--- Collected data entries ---
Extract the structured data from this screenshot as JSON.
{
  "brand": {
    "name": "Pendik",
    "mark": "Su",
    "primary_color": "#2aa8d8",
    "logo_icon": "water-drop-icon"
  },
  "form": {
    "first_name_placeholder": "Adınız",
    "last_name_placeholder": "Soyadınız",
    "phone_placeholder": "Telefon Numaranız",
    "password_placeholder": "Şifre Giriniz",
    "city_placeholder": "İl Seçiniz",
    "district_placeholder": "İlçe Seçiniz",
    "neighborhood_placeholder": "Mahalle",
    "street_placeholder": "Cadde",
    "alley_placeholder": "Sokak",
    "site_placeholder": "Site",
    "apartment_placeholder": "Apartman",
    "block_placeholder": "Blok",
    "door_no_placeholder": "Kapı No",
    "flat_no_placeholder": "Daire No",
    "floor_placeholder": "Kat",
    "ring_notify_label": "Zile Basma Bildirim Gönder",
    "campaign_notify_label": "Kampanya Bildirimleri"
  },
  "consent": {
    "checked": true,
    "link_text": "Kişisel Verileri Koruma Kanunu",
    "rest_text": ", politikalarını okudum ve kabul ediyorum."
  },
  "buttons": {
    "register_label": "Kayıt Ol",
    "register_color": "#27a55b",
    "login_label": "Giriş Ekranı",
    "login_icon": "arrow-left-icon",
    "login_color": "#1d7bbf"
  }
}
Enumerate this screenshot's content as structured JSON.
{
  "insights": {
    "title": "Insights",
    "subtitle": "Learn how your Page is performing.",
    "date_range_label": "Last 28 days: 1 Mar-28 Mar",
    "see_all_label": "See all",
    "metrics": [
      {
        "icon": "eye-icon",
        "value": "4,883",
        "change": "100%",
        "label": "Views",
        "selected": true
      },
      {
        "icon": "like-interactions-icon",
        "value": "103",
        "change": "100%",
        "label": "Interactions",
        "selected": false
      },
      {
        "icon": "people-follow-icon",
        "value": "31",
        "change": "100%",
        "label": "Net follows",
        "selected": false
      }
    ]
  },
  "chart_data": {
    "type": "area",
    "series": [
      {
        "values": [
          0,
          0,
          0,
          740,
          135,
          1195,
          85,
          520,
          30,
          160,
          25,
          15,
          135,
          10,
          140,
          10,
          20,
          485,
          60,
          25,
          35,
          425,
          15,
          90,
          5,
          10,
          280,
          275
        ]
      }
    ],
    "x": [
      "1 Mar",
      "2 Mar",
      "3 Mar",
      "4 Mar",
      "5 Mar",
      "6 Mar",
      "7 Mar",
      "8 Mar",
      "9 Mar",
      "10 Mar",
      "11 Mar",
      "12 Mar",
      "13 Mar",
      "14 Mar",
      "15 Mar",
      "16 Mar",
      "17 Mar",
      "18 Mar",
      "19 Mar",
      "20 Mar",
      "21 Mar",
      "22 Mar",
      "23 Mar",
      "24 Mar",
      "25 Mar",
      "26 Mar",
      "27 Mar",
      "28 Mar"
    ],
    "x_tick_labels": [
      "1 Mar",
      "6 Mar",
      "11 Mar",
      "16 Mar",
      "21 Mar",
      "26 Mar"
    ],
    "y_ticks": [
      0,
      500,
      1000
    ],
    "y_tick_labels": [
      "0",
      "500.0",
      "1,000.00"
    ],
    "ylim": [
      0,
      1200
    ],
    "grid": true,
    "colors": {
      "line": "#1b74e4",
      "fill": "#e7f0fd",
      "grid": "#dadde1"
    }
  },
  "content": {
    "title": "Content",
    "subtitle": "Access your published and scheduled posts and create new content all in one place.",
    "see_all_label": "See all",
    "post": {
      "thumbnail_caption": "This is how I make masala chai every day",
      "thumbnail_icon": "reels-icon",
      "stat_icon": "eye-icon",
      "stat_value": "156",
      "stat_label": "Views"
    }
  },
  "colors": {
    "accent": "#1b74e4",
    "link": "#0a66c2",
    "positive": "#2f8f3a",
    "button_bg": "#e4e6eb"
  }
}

--- Aim of the task ---
Copy all the lines, exactly.

--- Correct result ---
Extract the structured data from this screenshot as JSON.
{
  "brand": {
    "name": "Pendik",
    "mark": "Su",
    "primary_color": "#2aa8d8",
    "logo_icon": "water-drop-icon"
  },
  "form": {
    "first_name_placeholder": "Adınız",
    "last_name_placeholder": "Soyadınız",
    "phone_placeholder": "Telefon Numaranız",
    "password_placeholder": "Şifre Giriniz",
    "city_placeholder": "İl Seçiniz",
    "district_placeholder": "İlçe Seçiniz",
    "neighborhood_placeholder": "Mahalle",
    "street_placeholder": "Cadde",
    "alley_placeholder": "Sokak",
    "site_placeholder": "Site",
    "apartment_placeholder": "Apartman",
    "block_placeholder": "Blok",
    "door_no_placeholder": "Kapı No",
    "flat_no_placeholder": "Daire No",
    "floor_placeholder": "Kat",
    "ring_notify_label": "Zile Basma Bildirim Gönder",
    "campaign_notify_label": "Kampanya Bildirimleri"
  },
  "consent": {
    "checked": true,
    "link_text": "Kişisel Verileri Koruma Kanunu",
    "rest_text": ", politikalarını okudum ve kabul ediyorum."
  },
  "buttons": {
    "register_label": "Kayıt Ol",
    "register_color": "#27a55b",
    "login_label": "Giriş Ekranı",
    "login_icon": "arrow-left-icon",
    "login_color": "#1d7bbf"
  }
}
Enumerate this screenshot's content as structured JSON.
{
  "insights": {
    "title": "Insights",
    "subtitle": "Learn how your Page is performing.",
    "date_range_label": "Last 28 days: 1 Mar-28 Mar",
    "see_all_label": "See all",
    "metrics": [
      {
        "icon": "eye-icon",
        "value": "4,883",
        "change": "100%",
        "label": "Views",
        "selected": true
      },
      {
        "icon": "like-interactions-icon",
        "value": "103",
        "change": "100%",
        "label": "Interactions",
        "selected": false
      },
      {
        "icon": "people-follow-icon",
        "value": "31",
        "change": "100%",
        "label": "Net follows",
        "selected": false
      }
    ]
  },
  "chart_data": {
    "type": "area",
    "series": [
      {
        "values": [
          0,
          0,
          0,
          740,
          135,
          1195,
          85,
          520,
          30,
          160,
          25,
          15,
          135,
          10,
          140,
          10,
          20,
          485,
          60,
          25,
          35,
          425,
          15,
          90,
          5,
          10,
          280,
          275
        ]
      }
    ],
    "x": [
      "1 Mar",
      "2 Mar",
      "3 Mar",
      "4 Mar",
      "5 Mar",
      "6 Mar",
      "7 Mar",
      "8 Mar",
      "9 Mar",
      "10 Mar",
      "11 Mar",
      "12 Mar",
      "13 Mar",
      "14 Mar",
      "15 Mar",
      "16 Mar",
      "17 Mar",
      "18 Mar",
      "19 Mar",
      "20 Mar",
      "21 Mar",
      "22 Mar",
      "23 Mar",
      "24 Mar",
      "25 Mar",
      "26 Mar",
      "27 Mar",
      "28 Mar"
    ],
    "x_tick_labels": [
      "1 Mar",
      "6 Mar",
      "11 Mar",
      "16 Mar",
      "21 Mar",
      "26 Mar"
    ],
    "y_ticks": [
      0,
      500,
      1000
    ],
    "y_tick_labels": [
      "0",
      "500.0",
      "1,000.00"
    ],
    "ylim": [
      0,
      1200
    ],
    "grid": true,
    "colors": {
      "line": "#1b74e4",
      "fill": "#e7f0fd",
      "grid": "#dadde1"
    }
  },
  "content": {
    "title": "Content",
    "subtitle": "Access your published and scheduled posts and create new content all in one place.",
    "see_all_label": "See all",
    "post": {
      "thumbnail_caption": "This is how I make masala chai every day",
      "thumbnail_icon": "reels-icon",
      "stat_icon": "eye-icon",
      "stat_value": "156",
      "stat_label": "Views"
    }
  },
  "colors": {
    "accent": "#1b74e4",
    "link": "#0a66c2",
    "positive": "#2f8f3a",
    "button_bg": "#e4e6eb"
  }
}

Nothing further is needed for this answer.